Verilen Problem A - Kayıtların ilk satırından "List 19 of the" ifadesinin geçtiği satıra kadar, iki uç dahil, tüm satırları boş satırları atlayarak numaralı bir liste olarak yazın.
------------------------
5 Aralık 2017 Salı

KANADA’DA KIŞIN NELER YAPILABİLİR? (HENÜZ DONARAK ÖLMEMİŞLER İÇİN KILAVUZ)


Gözümüz aydın, dört mevsimin sultanı, sosyal medyanın eğlencesi Kanada’ya kış geldi...

Daha soğuklar başlamadan, “Amanın, soğuklar da kapıda!” nidaları doldurdu bile her yeri. Kanada’ya kış gelmesi büyük olaydır. Bahara kadar artık her sohbete soğuk havadan bahsetmekle başlanılır. Hadi diyelim ki benim gibi yeni gelenler için değişik bir şey. Hatta, ondan da emin değilim, zira Ankaralıyım, ve Ankara da Toronto kadar soğuk inanın. Daha buraya yağmamış olan kar, Ankara’ya yağdı bile. Ama çok eskiden göçmüşler bile bu “evet, evet, sahiden çok soğuk, donuyoruz, donabiliriz, Antarktika haltetmiş” telaşına katılıyorlar.  Bayılıyorum buna. Adı çıkmış bir kere. Donarak öleceğiz sanırsınız...

Ben de bu kez size o ölümcül Kanada kışında, henüz ölmemiş olanlar (allah uzun ömürler versin) neler yapabilir, anlatayım dedim.

Öncelikle bütün kahvecilerde Eggnog çıkar. Bir tür çakma sahlep. Adından da anlaşılacağı üzere, yumurta bazlı, baharatlı bir sıcak içecektir. Sonra snow candy, ya da diğer adıyla maple taffy zamanıdır kış. Bu eğlencelik tatlı bildiğimiz macun olup, karın üstüne akçaağaç şurubu dökerek yapılıyor. Bunun festivalleri de var Toronto civarındaki küçük şehirlerde. Dileyen Hz. Google’a danışsın, tarihleri ve yerleri öğrensin.

Sonra Toronto’da yılbaşı öncesi hediyelik eşya kermesleri başlar. En popüleri Distillery District’te olandır. Bir sürü ufak tefek hediyelikler meraklısına büyük heyecanlarla satılır. Ateşler yanar, etrafında sıcak şaraplar içilir. Konserler olur. Dev Noel ağacının önünde fotoğraf çekilir, Noel Babalar etrafta salınır. Bildiğiniz yılbaşı geyiği. Üç sene önce ben ilk geldiğimde parasızdı, şimdi haftasonu gitmek isterseniz 6 dolar girişi. Öyle böyle kalabalık değildir haftasonları. Donarak değil, ama ezilerek can vermek mümkündür. Toronto Christmas Market 23 aralığa kadar açık. Pazartesileri kapalıymış, bilginiz olsun. Detaylar www.torontochristmasmarket.com ‘da.
------------------------
Verilen Problem B - Kanada kışı yazısındaki "Kanada’ya kış gelmesi büyük olaydır." cümlesini İngilizceye çevirin.

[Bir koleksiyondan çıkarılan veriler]
------------------------
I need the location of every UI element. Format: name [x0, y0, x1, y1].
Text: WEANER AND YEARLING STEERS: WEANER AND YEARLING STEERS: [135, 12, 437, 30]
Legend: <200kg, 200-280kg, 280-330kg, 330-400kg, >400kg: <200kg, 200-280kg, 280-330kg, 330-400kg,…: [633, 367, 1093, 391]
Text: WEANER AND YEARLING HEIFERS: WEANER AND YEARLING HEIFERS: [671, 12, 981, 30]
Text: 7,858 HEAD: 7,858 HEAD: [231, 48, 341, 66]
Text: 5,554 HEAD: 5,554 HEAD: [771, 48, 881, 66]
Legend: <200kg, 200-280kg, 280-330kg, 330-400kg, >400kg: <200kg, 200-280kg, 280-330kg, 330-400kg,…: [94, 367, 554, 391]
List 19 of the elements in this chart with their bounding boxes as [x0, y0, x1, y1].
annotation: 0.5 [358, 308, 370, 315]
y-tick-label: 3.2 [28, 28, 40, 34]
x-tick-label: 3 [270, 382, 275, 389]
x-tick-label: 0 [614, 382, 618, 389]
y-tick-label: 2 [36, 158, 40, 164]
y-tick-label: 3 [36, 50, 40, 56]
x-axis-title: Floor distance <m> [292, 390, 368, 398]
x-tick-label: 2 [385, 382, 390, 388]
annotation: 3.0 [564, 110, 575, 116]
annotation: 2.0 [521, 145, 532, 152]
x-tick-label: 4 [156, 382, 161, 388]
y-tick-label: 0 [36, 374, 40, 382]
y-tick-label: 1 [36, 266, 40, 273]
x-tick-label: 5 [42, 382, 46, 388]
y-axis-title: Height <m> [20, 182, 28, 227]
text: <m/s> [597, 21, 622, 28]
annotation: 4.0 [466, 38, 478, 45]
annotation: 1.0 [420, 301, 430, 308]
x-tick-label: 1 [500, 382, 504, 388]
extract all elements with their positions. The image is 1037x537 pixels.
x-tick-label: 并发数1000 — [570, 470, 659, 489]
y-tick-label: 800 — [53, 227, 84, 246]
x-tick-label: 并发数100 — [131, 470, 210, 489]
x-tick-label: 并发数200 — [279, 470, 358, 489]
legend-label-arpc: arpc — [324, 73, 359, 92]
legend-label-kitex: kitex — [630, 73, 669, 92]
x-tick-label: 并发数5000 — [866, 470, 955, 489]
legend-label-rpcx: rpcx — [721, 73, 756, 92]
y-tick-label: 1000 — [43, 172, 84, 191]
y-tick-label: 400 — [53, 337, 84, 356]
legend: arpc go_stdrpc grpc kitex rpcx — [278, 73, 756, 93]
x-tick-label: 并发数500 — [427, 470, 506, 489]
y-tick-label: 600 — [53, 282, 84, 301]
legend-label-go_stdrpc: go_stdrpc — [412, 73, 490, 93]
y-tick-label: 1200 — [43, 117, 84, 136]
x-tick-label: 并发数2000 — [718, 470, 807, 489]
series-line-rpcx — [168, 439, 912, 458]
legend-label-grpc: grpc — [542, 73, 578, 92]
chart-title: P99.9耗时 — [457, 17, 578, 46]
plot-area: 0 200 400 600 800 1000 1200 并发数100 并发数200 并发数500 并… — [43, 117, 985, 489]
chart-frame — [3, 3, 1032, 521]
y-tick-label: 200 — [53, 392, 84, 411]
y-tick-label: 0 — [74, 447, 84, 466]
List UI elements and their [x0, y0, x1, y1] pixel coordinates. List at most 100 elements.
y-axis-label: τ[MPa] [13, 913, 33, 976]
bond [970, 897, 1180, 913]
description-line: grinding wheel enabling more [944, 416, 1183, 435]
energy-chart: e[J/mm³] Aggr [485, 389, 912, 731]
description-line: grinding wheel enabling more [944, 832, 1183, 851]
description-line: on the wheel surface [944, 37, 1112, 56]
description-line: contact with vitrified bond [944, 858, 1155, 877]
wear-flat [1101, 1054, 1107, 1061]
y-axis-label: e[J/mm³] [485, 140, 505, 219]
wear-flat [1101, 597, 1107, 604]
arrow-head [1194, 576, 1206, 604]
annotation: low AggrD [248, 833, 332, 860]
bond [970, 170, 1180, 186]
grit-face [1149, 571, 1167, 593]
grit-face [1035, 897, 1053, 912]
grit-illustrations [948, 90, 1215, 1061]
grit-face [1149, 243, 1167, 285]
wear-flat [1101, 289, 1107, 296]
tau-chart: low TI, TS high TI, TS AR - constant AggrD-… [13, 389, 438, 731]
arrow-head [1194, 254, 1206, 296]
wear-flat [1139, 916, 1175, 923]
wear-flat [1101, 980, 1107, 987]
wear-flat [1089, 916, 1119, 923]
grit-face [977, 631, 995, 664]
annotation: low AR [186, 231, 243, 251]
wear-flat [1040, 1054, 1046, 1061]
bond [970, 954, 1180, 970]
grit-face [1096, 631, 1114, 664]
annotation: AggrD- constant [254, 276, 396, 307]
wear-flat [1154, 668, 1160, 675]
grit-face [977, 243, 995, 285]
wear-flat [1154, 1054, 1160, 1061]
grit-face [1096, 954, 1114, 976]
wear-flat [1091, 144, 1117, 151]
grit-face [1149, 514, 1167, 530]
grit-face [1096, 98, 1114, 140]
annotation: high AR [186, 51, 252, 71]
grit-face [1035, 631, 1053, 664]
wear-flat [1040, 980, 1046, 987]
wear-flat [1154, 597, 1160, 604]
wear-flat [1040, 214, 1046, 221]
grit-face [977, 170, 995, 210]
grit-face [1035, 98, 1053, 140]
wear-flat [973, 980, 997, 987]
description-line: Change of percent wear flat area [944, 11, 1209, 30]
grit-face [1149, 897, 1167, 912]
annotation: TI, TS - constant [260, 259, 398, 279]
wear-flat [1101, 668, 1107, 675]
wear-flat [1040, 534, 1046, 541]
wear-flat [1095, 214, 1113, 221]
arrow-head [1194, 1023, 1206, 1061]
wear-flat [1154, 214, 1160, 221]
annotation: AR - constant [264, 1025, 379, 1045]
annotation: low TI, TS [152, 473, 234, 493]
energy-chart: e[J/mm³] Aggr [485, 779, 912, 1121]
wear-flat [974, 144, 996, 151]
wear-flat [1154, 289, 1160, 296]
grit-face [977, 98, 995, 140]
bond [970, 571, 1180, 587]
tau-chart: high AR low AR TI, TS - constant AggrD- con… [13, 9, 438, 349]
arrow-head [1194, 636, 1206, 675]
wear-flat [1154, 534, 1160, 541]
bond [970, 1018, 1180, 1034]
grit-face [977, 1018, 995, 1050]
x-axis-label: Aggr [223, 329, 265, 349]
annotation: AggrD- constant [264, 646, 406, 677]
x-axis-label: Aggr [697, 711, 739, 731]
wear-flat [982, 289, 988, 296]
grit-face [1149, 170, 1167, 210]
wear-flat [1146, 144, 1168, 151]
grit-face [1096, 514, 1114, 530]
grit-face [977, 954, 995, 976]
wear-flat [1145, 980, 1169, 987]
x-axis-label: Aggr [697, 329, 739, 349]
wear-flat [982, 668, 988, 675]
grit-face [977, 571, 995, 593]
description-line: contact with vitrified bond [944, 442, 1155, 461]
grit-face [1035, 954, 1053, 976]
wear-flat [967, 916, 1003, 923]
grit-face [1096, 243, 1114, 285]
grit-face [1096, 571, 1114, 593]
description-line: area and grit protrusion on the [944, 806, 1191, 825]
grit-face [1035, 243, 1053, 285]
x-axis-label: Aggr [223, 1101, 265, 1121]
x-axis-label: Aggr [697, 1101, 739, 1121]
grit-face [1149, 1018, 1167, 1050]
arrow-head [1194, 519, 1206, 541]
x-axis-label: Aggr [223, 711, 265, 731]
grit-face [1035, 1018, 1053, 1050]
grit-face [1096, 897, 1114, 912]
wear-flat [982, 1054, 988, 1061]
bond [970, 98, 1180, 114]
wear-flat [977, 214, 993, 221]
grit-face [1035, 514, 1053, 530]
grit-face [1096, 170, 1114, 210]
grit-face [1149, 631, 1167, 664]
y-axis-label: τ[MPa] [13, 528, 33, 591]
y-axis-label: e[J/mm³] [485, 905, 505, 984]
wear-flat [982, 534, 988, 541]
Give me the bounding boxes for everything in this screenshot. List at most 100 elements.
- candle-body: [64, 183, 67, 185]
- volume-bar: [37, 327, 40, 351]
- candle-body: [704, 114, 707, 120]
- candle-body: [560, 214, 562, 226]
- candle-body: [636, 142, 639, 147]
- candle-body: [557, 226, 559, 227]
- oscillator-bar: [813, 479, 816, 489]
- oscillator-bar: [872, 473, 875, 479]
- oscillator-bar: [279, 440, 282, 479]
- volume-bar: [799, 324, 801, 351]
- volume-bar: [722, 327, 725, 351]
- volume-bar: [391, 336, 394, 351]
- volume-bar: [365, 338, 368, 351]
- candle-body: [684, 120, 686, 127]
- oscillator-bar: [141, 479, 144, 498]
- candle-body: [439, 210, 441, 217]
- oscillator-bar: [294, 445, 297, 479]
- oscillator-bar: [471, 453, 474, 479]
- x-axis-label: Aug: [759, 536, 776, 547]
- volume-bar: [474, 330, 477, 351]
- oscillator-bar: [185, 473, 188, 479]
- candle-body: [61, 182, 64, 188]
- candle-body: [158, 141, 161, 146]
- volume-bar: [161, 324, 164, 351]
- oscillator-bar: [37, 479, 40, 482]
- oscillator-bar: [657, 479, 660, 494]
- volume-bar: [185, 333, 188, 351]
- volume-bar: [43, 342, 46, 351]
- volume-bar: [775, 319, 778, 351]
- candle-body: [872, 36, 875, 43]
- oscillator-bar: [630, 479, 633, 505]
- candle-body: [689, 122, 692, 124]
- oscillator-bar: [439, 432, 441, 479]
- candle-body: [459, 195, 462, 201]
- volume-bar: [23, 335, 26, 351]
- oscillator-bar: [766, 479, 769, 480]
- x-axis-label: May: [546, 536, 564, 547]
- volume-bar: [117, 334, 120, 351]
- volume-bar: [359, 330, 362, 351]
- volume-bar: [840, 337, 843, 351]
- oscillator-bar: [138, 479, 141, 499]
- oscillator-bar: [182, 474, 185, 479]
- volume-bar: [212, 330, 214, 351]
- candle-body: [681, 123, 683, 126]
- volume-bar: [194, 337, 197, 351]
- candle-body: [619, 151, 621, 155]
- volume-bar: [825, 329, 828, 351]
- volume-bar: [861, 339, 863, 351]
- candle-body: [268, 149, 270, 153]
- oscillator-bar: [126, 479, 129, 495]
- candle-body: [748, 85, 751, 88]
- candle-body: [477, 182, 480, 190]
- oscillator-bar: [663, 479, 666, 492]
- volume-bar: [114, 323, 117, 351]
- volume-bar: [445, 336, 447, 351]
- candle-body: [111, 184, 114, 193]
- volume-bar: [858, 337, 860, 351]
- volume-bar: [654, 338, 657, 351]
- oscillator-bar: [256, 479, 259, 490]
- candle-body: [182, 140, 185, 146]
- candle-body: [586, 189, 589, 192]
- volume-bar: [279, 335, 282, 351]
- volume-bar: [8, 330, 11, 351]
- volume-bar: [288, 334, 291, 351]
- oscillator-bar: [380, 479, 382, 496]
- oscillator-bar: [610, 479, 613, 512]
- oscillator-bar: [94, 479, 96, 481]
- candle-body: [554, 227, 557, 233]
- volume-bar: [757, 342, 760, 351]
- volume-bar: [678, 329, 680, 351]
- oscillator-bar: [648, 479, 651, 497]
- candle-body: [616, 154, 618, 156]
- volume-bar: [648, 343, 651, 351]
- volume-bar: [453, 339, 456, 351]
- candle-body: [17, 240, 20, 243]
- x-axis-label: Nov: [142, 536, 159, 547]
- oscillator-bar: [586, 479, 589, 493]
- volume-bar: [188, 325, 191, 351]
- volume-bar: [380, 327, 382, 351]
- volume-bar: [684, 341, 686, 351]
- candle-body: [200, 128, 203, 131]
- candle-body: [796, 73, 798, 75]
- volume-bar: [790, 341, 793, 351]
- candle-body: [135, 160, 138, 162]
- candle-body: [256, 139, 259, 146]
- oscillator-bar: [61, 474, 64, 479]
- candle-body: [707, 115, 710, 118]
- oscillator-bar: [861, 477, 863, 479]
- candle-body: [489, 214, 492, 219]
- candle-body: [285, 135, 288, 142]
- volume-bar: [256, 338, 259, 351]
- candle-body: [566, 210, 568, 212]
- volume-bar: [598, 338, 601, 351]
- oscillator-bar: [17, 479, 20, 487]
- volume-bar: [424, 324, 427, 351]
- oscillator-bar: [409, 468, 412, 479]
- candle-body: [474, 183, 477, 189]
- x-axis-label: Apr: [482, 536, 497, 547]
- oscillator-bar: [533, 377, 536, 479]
------------------------
Alıştırma Yanıtı A -
1. I need the location of every UI element. Format: name [x0, y0, x1, y1].
2. Text: WEANER AND YEARLING STEERS: WEANER AND YEARLING STEERS: [135, 12, 437, 30]
3. Legend: <200kg, 200-280kg, 280-330kg, 330-400kg, >400kg: <200kg, 200-280kg, 280-330kg, 330-400kg,…: [633, 367, 1093, 391]
4. Text: WEANER AND YEARLING HEIFERS: WEANER AND YEARLING HEIFERS: [671, 12, 981, 30]
5. Text: 7,858 HEAD: 7,858 HEAD: [231, 48, 341, 66]
6. Text: 5,554 HEAD: 5,554 HEAD: [771, 48, 881, 66]
7. Legend: <200kg, 200-280kg, 280-330kg, 330-400kg, >400kg: <200kg, 200-280kg, 280-330kg, 330-400kg,…: [94, 367, 554, 391]
8. List 19 of the elements in this chart with their bounding boxes as [x0, y0, x1, y1].

Alıştırma Yanıtı B - The arrival of winter in Canada is a big event.